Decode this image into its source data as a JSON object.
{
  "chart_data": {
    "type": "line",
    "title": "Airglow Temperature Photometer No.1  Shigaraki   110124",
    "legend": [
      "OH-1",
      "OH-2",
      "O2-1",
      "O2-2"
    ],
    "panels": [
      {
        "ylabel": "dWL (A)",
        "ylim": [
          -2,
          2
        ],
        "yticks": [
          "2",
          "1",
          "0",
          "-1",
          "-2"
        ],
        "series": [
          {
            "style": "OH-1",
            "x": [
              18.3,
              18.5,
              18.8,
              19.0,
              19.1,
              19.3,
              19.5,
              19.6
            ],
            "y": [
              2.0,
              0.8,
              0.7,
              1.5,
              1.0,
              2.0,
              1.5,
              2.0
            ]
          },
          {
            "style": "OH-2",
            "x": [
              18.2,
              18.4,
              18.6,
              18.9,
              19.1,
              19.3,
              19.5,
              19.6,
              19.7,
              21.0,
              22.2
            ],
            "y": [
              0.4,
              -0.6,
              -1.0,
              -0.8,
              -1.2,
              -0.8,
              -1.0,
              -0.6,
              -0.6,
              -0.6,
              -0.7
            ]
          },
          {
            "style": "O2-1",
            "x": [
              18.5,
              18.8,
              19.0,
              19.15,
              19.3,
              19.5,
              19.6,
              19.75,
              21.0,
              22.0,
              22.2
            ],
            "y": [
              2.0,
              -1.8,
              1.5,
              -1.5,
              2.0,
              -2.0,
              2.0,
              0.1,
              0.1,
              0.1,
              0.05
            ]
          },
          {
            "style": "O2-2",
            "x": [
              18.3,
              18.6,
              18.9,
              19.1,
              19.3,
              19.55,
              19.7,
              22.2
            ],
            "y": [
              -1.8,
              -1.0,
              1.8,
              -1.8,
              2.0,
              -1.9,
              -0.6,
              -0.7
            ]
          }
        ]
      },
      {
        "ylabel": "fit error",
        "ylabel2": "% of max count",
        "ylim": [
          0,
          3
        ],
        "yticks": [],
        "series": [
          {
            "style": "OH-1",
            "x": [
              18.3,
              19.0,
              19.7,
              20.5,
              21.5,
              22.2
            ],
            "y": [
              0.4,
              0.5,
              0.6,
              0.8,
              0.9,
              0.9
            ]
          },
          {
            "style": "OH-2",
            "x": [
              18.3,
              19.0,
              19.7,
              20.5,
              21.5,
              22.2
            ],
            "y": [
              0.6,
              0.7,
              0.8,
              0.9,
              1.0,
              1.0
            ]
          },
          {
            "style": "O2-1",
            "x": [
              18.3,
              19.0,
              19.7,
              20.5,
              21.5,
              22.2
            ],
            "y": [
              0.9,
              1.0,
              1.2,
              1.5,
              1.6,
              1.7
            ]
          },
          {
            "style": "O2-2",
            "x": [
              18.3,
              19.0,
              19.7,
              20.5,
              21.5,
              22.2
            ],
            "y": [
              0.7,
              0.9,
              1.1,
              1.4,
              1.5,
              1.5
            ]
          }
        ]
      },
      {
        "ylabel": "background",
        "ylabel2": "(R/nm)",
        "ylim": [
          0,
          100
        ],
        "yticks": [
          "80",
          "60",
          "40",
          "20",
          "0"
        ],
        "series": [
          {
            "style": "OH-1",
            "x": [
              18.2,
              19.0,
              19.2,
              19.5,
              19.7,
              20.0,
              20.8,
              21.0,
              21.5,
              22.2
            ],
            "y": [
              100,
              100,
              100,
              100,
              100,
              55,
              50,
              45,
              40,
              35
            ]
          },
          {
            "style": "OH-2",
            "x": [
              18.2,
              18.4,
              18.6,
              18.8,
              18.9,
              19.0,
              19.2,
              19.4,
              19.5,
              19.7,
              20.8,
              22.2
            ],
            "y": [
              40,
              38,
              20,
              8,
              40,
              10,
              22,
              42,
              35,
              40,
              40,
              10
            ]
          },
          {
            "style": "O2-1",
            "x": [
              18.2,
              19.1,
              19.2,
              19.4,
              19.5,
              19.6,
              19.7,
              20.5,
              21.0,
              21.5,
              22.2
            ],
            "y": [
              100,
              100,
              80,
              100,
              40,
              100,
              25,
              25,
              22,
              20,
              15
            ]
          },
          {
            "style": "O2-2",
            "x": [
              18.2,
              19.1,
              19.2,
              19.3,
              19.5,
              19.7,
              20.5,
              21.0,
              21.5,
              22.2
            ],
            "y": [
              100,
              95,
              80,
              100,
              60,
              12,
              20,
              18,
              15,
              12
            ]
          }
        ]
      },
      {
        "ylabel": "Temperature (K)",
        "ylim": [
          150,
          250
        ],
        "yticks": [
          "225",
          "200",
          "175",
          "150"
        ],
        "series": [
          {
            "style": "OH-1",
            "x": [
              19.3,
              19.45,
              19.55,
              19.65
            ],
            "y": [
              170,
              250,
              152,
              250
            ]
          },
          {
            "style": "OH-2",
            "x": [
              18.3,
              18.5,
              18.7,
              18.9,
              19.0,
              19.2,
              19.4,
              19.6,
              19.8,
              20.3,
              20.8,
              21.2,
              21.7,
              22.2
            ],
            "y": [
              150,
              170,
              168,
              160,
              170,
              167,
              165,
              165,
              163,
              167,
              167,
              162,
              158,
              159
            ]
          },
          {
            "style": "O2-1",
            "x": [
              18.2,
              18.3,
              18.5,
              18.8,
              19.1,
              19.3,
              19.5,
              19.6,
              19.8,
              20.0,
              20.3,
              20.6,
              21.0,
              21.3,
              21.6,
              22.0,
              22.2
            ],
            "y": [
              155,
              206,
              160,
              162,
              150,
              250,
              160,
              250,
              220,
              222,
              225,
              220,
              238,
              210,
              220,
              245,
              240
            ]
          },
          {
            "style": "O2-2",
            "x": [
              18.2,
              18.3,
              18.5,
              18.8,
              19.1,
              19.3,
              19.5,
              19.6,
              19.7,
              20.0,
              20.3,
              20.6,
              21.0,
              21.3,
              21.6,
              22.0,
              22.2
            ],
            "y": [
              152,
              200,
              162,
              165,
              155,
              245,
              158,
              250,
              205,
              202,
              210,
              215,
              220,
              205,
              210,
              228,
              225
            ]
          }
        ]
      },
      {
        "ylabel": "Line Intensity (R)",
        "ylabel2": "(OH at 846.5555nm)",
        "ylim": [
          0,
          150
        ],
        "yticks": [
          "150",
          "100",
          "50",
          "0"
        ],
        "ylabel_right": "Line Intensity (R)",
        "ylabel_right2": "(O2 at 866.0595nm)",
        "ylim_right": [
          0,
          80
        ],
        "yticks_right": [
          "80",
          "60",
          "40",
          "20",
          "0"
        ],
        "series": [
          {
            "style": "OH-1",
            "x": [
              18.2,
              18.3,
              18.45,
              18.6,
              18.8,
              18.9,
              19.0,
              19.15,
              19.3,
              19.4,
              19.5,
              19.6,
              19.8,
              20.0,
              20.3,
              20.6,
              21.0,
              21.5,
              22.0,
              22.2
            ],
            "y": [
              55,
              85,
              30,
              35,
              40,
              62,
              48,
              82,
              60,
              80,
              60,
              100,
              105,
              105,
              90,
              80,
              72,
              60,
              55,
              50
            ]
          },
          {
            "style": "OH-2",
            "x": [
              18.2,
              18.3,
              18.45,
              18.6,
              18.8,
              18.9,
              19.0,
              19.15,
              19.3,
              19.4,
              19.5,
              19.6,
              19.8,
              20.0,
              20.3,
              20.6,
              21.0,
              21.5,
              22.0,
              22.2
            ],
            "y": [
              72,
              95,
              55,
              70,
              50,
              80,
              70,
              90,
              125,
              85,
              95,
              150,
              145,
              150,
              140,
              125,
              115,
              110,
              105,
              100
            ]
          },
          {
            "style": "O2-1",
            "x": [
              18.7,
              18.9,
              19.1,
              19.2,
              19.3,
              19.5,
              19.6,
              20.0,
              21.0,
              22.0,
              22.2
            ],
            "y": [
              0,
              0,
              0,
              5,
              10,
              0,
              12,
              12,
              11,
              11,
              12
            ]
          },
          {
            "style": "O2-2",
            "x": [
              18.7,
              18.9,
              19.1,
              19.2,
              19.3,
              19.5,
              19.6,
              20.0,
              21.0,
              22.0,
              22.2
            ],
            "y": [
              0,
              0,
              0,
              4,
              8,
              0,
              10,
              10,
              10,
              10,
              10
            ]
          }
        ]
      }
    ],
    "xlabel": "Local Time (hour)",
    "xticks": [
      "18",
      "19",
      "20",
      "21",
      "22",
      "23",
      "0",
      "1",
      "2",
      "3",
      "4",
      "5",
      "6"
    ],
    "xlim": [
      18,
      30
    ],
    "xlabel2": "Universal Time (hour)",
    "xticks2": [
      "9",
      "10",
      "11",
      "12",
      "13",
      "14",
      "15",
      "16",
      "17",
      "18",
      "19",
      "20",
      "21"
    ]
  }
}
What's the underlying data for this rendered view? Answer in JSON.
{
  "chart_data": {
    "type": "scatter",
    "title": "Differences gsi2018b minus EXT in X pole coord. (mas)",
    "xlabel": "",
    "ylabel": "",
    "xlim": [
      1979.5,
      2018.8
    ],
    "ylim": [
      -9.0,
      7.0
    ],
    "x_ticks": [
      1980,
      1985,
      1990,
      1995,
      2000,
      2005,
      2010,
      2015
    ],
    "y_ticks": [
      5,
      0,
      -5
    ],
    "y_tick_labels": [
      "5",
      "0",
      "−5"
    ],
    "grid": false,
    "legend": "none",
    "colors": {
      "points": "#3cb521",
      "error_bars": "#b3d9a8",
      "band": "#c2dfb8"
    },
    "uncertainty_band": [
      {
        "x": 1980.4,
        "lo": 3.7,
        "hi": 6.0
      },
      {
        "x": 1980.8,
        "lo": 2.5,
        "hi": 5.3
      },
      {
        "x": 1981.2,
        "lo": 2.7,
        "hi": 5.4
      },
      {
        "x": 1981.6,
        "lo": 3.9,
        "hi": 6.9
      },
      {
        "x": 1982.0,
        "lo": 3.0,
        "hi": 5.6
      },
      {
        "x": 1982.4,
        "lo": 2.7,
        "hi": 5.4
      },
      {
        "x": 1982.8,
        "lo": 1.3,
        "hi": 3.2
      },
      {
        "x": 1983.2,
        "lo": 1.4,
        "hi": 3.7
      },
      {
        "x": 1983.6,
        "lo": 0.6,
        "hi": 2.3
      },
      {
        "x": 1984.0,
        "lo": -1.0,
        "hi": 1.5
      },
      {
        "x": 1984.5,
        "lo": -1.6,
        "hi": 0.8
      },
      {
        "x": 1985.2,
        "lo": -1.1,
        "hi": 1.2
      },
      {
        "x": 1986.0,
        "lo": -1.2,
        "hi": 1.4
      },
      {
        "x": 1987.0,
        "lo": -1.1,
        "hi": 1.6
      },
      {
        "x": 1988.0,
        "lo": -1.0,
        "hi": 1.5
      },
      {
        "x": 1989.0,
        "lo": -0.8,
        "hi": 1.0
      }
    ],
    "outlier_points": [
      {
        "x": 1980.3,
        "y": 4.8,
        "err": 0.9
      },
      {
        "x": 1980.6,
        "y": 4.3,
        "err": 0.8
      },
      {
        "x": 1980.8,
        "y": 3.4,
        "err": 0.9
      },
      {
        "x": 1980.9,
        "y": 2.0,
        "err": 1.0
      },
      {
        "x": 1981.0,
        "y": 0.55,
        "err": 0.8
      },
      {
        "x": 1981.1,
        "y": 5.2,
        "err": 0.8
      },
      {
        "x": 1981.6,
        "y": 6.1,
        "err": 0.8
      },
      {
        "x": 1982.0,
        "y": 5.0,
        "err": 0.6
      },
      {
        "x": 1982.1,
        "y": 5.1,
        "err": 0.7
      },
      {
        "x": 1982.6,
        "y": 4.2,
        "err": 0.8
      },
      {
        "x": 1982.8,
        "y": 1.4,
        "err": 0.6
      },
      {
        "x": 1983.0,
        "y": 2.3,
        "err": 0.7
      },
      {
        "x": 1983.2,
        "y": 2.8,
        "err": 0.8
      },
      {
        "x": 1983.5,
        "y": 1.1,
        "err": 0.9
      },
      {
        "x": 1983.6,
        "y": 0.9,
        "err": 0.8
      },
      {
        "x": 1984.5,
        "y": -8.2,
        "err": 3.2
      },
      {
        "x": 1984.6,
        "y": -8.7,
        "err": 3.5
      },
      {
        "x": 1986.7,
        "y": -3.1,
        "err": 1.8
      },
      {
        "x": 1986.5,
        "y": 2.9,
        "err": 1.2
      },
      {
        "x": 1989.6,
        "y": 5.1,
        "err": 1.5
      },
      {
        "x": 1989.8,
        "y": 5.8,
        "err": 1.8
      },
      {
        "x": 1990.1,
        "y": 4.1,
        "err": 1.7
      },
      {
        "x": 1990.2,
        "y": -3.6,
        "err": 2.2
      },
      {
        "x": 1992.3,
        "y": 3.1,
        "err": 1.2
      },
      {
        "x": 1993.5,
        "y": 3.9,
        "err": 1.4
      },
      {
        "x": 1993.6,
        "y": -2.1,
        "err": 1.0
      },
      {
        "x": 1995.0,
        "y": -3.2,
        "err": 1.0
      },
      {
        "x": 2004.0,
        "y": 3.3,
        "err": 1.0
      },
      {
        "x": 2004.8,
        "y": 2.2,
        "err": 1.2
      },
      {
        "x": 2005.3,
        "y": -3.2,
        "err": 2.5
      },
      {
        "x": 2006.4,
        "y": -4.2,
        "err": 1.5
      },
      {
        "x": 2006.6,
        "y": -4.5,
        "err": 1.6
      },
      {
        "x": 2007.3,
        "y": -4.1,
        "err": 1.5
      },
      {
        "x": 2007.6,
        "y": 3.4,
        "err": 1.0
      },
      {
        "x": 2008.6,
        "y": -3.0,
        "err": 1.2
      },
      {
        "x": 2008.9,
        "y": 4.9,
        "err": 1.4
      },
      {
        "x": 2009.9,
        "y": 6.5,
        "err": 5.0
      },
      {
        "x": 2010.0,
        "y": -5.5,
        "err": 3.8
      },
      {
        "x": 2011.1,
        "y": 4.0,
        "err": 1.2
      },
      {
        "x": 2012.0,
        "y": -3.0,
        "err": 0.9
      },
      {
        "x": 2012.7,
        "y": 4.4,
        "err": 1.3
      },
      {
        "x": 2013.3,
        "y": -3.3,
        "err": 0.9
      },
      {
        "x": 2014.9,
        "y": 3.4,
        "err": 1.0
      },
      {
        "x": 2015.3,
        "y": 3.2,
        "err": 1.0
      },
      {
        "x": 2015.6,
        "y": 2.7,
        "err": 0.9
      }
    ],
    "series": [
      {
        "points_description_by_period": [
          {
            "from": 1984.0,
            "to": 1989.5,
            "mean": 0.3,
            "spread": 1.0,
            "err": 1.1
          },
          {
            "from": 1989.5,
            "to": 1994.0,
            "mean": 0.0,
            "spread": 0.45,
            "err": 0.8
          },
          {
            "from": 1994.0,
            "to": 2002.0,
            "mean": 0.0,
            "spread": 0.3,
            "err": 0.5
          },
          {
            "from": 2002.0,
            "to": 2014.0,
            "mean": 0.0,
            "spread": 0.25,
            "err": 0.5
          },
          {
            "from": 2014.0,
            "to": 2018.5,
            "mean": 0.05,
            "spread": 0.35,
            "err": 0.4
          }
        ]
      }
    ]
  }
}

◆ TASK OBJECTIVE ◆
How many lines in the records above contain the word "from"? Reply with the number and nothing more.

◆ OUTPUT FOR THIS TASK ◆
5